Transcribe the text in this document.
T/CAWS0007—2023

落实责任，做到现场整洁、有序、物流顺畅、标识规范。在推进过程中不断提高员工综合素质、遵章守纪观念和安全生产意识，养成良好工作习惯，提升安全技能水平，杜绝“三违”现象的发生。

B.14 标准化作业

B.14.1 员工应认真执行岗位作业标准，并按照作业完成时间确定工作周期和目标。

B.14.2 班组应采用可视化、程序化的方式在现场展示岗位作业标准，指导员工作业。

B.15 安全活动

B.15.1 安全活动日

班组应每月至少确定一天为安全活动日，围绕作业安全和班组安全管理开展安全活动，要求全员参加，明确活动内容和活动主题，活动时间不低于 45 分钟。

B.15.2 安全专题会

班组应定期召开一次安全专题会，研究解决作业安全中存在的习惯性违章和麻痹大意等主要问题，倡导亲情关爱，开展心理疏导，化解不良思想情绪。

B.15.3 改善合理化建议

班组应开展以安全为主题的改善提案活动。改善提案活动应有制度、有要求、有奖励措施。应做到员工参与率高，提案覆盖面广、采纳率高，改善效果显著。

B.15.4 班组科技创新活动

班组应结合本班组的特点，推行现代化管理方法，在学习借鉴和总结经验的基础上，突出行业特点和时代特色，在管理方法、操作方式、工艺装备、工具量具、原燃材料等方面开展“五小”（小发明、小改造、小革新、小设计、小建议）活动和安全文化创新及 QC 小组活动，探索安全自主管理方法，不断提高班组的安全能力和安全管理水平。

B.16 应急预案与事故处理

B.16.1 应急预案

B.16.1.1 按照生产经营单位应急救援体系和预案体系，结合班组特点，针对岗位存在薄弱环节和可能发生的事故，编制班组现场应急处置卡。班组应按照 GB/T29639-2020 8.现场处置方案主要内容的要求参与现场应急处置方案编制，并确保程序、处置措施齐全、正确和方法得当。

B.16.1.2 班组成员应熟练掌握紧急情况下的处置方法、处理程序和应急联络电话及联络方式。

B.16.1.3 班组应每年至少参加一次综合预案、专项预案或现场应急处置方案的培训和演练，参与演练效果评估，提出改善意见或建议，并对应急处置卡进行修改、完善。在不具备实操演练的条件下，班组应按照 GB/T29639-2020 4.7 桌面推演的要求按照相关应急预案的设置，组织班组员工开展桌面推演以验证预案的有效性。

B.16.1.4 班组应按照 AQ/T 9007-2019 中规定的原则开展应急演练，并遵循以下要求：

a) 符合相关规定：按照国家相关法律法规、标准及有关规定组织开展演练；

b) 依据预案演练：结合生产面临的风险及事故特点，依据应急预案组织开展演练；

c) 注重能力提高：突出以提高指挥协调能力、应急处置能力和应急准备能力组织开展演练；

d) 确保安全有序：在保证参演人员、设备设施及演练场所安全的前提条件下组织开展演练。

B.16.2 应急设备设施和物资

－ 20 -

■ ■ ■ ■ ■ ■ ■

**Do this**
Print every entry exactly as written.

**Response**
Transcribe the text in this document.
T/CAWS0007—2023

落实责任，做到现场整洁、有序、物流顺畅、标识规范。在推进过程中不断提高员工综合素质、遵章守纪观念和安全生产意识，养成良好工作习惯，提升安全技能水平，杜绝“三违”现象的发生。

B.14 标准化作业

B.14.1 员工应认真执行岗位作业标准，并按照作业完成时间确定工作周期和目标。

B.14.2 班组应采用可视化、程序化的方式在现场展示岗位作业标准，指导员工作业。

B.15 安全活动

B.15.1 安全活动日

班组应每月至少确定一天为安全活动日，围绕作业安全和班组安全管理开展安全活动，要求全员参加，明确活动内容和活动主题，活动时间不低于 45 分钟。

B.15.2 安全专题会

班组应定期召开一次安全专题会，研究解决作业安全中存在的习惯性违章和麻痹大意等主要问题，倡导亲情关爱，开展心理疏导，化解不良思想情绪。

B.15.3 改善合理化建议

班组应开展以安全为主题的改善提案活动。改善提案活动应有制度、有要求、有奖励措施。应做到员工参与率高，提案覆盖面广、采纳率高，改善效果显著。

B.15.4 班组科技创新活动

班组应结合本班组的特点，推行现代化管理方法，在学习借鉴和总结经验的基础上，突出行业特点和时代特色，在管理方法、操作方式、工艺装备、工具量具、原燃材料等方面开展“五小”（小发明、小改造、小革新、小设计、小建议）活动和安全文化创新及 QC 小组活动，探索安全自主管理方法，不断提高班组的安全能力和安全管理水平。

B.16 应急预案与事故处理

B.16.1 应急预案

B.16.1.1 按照生产经营单位应急救援体系和预案体系，结合班组特点，针对岗位存在薄弱环节和可能发生的事故，编制班组现场应急处置卡。班组应按照 GB/T29639-2020 8.现场处置方案主要内容的要求参与现场应急处置方案编制，并确保程序、处置措施齐全、正确和方法得当。

B.16.1.2 班组成员应熟练掌握紧急情况下的处置方法、处理程序和应急联络电话及联络方式。

B.16.1.3 班组应每年至少参加一次综合预案、专项预案或现场应急处置方案的培训和演练，参与演练效果评估，提出改善意见或建议，并对应急处置卡进行修改、完善。在不具备实操演练的条件下，班组应按照 GB/T29639-2020 4.7 桌面推演的要求按照相关应急预案的设置，组织班组员工开展桌面推演以验证预案的有效性。

B.16.1.4 班组应按照 AQ/T 9007-2019 中规定的原则开展应急演练，并遵循以下要求：

a) 符合相关规定：按照国家相关法律法规、标准及有关规定组织开展演练；

b) 依据预案演练：结合生产面临的风险及事故特点，依据应急预案组织开展演练；

c) 注重能力提高：突出以提高指挥协调能力、应急处置能力和应急准备能力组织开展演练；

d) 确保安全有序：在保证参演人员、设备设施及演练场所安全的前提条件下组织开展演练。

B.16.2 应急设备设施和物资

－ 20 -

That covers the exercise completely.